Records from a collection
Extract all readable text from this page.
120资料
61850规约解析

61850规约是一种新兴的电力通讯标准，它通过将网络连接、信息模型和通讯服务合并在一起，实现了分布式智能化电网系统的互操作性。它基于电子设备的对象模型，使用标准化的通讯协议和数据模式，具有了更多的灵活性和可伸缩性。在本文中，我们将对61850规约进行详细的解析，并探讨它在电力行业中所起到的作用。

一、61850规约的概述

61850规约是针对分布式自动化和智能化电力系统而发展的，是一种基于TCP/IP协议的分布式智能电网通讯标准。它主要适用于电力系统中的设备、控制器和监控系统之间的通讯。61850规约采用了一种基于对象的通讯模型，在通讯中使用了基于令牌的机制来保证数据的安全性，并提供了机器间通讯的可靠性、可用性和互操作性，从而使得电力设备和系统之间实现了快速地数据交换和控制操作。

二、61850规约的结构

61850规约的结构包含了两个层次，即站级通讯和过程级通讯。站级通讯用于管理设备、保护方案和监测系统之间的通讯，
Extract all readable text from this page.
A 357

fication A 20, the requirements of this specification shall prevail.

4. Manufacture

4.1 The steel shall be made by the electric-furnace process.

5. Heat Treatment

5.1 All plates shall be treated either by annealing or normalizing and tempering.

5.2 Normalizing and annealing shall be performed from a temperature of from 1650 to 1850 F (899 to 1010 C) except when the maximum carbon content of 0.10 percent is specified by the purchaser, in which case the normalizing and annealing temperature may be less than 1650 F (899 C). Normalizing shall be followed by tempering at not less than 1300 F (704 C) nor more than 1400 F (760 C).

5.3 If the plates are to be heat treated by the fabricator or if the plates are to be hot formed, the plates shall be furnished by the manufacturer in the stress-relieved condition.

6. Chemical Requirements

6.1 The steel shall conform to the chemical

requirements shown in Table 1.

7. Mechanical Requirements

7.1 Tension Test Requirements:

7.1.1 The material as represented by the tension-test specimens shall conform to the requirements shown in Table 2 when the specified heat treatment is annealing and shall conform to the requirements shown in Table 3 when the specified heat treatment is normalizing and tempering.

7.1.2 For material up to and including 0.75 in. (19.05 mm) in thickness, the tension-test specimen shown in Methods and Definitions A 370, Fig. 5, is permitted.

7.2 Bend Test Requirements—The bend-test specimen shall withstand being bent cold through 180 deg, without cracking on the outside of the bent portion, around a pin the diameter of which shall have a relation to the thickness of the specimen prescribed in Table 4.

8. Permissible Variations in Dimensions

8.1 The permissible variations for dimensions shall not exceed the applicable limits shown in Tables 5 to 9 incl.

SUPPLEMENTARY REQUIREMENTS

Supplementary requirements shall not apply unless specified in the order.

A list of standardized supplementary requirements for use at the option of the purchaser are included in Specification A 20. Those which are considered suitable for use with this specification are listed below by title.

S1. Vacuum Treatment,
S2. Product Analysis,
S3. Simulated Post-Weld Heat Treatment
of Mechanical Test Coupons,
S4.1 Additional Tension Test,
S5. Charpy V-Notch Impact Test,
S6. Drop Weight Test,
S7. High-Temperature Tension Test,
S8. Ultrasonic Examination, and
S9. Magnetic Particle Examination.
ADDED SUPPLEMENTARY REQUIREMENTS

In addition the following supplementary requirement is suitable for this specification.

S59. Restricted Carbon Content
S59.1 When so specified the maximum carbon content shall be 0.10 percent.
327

STATED GOAL: Every entry above should be retyped exactly as shown.

RESULT:
Extract all readable text from this page.
120资料
61850规约解析

61850规约是一种新兴的电力通讯标准，它通过将网络连接、信息模型和通讯服务合并在一起，实现了分布式智能化电网系统的互操作性。它基于电子设备的对象模型，使用标准化的通讯协议和数据模式，具有了更多的灵活性和可伸缩性。在本文中，我们将对61850规约进行详细的解析，并探讨它在电力行业中所起到的作用。

一、61850规约的概述

61850规约是针对分布式自动化和智能化电力系统而发展的，是一种基于TCP/IP协议的分布式智能电网通讯标准。它主要适用于电力系统中的设备、控制器和监控系统之间的通讯。61850规约采用了一种基于对象的通讯模型，在通讯中使用了基于令牌的机制来保证数据的安全性，并提供了机器间通讯的可靠性、可用性和互操作性，从而使得电力设备和系统之间实现了快速地数据交换和控制操作。

二、61850规约的结构

61850规约的结构包含了两个层次，即站级通讯和过程级通讯。站级通讯用于管理设备、保护方案和监测系统之间的通讯，
Extract all readable text from this page.
A 357

fication A 20, the requirements of this specification shall prevail.

4. Manufacture

4.1 The steel shall be made by the electric-furnace process.

5. Heat Treatment

5.1 All plates shall be treated either by annealing or normalizing and tempering.

5.2 Normalizing and annealing shall be performed from a temperature of from 1650 to 1850 F (899 to 1010 C) except when the maximum carbon content of 0.10 percent is specified by the purchaser, in which case the normalizing and annealing temperature may be less than 1650 F (899 C). Normalizing shall be followed by tempering at not less than 1300 F (704 C) nor more than 1400 F (760 C).

5.3 If the plates are to be heat treated by the fabricator or if the plates are to be hot formed, the plates shall be furnished by the manufacturer in the stress-relieved condition.

6. Chemical Requirements

6.1 The steel shall conform to the chemical

requirements shown in Table 1.

7. Mechanical Requirements

7.1 Tension Test Requirements:

7.1.1 The material as represented by the tension-test specimens shall conform to the requirements shown in Table 2 when the specified heat treatment is annealing and shall conform to the requirements shown in Table 3 when the specified heat treatment is normalizing and tempering.

7.1.2 For material up to and including 0.75 in. (19.05 mm) in thickness, the tension-test specimen shown in Methods and Definitions A 370, Fig. 5, is permitted.

7.2 Bend Test Requirements—The bend-test specimen shall withstand being bent cold through 180 deg, without cracking on the outside of the bent portion, around a pin the diameter of which shall have a relation to the thickness of the specimen prescribed in Table 4.

8. Permissible Variations in Dimensions

8.1 The permissible variations for dimensions shall not exceed the applicable limits shown in Tables 5 to 9 incl.

SUPPLEMENTARY REQUIREMENTS

Supplementary requirements shall not apply unless specified in the order.

A list of standardized supplementary requirements for use at the option of the purchaser are included in Specification A 20. Those which are considered suitable for use with this specification are listed below by title.

S1. Vacuum Treatment,
S2. Product Analysis,
S3. Simulated Post-Weld Heat Treatment
of Mechanical Test Coupons,
S4.1 Additional Tension Test,
S5. Charpy V-Notch Impact Test,
S6. Drop Weight Test,
S7. High-Temperature Tension Test,
S8. Ultrasonic Examination, and
S9. Magnetic Particle Examination.
ADDED SUPPLEMENTARY REQUIREMENTS

In addition the following supplementary requirement is suitable for this specification.

S59. Restricted Carbon Content
S59.1 When so specified the maximum carbon content shall be 0.10 percent.
327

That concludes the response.